Stated exercise A: Can you duplicate the records from their start up to and including the line containing "86, 700, 116]", keeping every line unchanged?

* * * * *

When done, click on the Add button at the bottom. As mentioned earlier, log monitoring only works as an active item, so we used that item type. For the key, the first parameter is required—it's the full path to the file we want to monitor. We also used a special type of information here, Log. But what about the update interval, why did we use such a small interval of 1 second? For log items, this interval is not about making an actual connection between the agent and the server, it's only about the agent checking whether the file has changed—it does a stat() call, similar to what tail -f does on some platforms/filesystems. Connection to the server is only made when the agent has anything to send in.

Note

With active items, log monitoring is both quick to react, as it is checking the file locally, and also avoids excessive connections. It could be implemented as a somewhat less efficient passive item, but that's not supported yet as of Zabbix 3.0.0.

With the item in place, it should not take longer than 3 minutes for the data to arrive—if everything works as expected, of course. Up to 1 minute could be required for the server to update the configuration cache, and up to 2 minutes could be required for the active agent to update its list of items. Let's verify this—navigate to Monitoring | Latest data and filter by host A test host. Our First logfile item should be there, and it should have some value as well:

Note

Even short values are excessively trimmed here. It is hoped that this will be improved in further releases.

If the item is unsupported and the configuration section complains about permissions, make sure permissions actually allow the Zabbix user to access that file. If the permissions on the file itself look correct, check the execute permission on all the upstream directories, too. Here and later, keep in mind that unsupported items will take up to 10 minutes to update after the issue has been resolved.

As with other non-numeric items, Zabbix knows that it cannot graph logs, thus there's a History link on the right-hand side—let's click on it:

Note

If you see no values in the History mode, it might be caused by a bug in the Zabbix time scroll bar. Try selecting the 500 latest values in the dropdown in the upper-right corner.

* * * * *

Stated exercise B: Do these statements agree with the passage on Zabbix log monitoring? For each, answer yes or no and quote the deciding words. (i) Zabbix 3.0.0 supports log monitoring as a passive item. (ii) The agent connects to the server only when it has something to send. (iii) An unsupported item updates within 1 minute after its issue is resolved.

Region and label listings
* * * * *

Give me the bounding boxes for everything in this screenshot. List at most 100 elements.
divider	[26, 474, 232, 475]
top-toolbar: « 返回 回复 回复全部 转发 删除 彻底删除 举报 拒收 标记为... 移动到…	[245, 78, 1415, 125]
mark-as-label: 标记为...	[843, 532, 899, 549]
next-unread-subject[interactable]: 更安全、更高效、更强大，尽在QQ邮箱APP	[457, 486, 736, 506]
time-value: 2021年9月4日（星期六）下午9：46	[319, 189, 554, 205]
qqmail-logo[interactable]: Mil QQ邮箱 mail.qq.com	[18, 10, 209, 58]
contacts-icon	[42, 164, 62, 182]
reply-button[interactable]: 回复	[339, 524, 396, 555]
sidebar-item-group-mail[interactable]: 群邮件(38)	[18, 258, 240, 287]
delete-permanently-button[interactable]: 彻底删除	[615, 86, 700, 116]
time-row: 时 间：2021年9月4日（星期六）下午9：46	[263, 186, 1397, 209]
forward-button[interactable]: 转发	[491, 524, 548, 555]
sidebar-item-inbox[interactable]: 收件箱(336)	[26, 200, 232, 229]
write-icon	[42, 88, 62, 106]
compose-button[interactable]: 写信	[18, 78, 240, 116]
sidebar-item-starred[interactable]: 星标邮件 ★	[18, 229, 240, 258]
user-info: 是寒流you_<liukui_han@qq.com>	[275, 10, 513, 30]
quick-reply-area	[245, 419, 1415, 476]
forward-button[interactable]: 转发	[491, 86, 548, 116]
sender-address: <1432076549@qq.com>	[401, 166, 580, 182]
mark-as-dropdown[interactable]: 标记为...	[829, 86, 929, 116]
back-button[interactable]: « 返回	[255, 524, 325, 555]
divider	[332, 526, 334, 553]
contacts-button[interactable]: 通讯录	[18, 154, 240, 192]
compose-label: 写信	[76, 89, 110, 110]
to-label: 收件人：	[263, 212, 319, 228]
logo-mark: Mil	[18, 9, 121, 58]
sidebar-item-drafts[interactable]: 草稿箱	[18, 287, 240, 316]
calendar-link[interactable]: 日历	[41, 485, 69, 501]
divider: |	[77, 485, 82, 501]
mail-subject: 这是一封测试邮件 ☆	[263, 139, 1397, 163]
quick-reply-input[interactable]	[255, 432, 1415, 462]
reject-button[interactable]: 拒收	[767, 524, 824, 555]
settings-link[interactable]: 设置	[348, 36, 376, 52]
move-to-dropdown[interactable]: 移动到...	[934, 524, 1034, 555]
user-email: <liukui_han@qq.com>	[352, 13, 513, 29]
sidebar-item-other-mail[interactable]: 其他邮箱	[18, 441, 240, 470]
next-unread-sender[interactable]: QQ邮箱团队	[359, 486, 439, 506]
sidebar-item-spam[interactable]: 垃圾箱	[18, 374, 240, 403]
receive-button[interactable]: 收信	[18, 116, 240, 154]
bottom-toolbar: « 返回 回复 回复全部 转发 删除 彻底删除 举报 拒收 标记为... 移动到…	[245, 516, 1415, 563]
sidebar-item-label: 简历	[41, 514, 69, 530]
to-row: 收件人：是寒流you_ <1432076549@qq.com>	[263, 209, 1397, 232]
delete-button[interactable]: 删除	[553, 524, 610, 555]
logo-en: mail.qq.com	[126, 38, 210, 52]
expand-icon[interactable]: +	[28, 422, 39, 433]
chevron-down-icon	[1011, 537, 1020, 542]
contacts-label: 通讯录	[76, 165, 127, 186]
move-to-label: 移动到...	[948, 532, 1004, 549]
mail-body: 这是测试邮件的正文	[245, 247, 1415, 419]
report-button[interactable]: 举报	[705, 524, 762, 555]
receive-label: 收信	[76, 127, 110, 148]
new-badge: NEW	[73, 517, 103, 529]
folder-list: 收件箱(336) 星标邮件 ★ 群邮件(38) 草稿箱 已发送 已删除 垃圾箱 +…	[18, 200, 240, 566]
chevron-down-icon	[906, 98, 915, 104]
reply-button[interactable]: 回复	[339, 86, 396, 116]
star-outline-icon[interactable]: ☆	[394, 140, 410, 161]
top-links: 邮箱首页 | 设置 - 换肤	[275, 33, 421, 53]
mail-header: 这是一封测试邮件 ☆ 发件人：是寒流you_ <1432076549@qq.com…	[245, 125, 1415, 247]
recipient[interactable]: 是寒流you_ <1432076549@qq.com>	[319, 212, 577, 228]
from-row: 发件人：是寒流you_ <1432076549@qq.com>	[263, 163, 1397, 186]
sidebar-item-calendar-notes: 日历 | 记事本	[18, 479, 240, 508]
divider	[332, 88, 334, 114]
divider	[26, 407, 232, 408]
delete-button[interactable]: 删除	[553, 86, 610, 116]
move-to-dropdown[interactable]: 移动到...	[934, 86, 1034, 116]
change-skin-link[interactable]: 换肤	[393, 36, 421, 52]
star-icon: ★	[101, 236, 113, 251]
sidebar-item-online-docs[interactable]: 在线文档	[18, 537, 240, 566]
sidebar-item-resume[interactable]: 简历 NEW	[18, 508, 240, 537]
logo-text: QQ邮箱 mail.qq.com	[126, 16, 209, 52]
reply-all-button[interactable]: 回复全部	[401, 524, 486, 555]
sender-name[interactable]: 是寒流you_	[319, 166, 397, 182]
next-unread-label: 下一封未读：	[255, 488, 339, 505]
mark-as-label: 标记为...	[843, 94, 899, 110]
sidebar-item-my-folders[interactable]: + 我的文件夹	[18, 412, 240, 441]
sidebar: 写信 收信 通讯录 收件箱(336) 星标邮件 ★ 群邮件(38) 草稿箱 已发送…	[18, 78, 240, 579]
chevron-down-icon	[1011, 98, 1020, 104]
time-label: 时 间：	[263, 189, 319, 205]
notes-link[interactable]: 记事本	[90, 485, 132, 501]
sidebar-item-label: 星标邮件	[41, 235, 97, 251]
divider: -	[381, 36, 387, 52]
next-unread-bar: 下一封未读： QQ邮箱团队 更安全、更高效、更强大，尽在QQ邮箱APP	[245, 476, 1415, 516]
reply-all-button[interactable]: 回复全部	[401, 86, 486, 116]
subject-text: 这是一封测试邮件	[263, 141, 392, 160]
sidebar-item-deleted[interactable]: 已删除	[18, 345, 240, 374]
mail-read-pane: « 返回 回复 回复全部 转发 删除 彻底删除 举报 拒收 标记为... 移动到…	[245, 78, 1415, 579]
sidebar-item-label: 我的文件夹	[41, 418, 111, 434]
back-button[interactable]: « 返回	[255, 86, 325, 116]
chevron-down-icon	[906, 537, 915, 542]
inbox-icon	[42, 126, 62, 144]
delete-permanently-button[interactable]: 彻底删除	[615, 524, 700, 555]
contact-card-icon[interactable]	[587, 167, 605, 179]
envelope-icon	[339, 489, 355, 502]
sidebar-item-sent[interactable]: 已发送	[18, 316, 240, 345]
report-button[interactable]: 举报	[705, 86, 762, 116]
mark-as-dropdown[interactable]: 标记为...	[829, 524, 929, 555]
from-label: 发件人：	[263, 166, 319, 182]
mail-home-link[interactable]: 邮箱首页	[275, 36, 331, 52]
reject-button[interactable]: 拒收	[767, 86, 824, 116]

* * * * *

Exercise response A:
Give me the bounding boxes for everything in this screenshot. List at most 100 elements.
divider	[26, 474, 232, 475]
top-toolbar: « 返回 回复 回复全部 转发 删除 彻底删除 举报 拒收 标记为... 移动到…	[245, 78, 1415, 125]
mark-as-label: 标记为...	[843, 532, 899, 549]
next-unread-subject[interactable]: 更安全、更高效、更强大，尽在QQ邮箱APP	[457, 486, 736, 506]
time-value: 2021年9月4日（星期六）下午9：46	[319, 189, 554, 205]
qqmail-logo[interactable]: Mil QQ邮箱 mail.qq.com	[18, 10, 209, 58]
contacts-icon	[42, 164, 62, 182]
reply-button[interactable]: 回复	[339, 524, 396, 555]
sidebar-item-group-mail[interactable]: 群邮件(38)	[18, 258, 240, 287]
delete-permanently-button[interactable]: 彻底删除	[615, 86, 700, 116]

Exercise response B:
(i) No: "It could be implemented as a somewhat less efficient passive item, but that's not supported yet as of Zabbix 3.0.0."
(ii) Yes: "Connection to the server is only made when the agent has anything to send in."
(iii) No: "unsupported items will take up to 10 minutes to update after the issue has been resolved."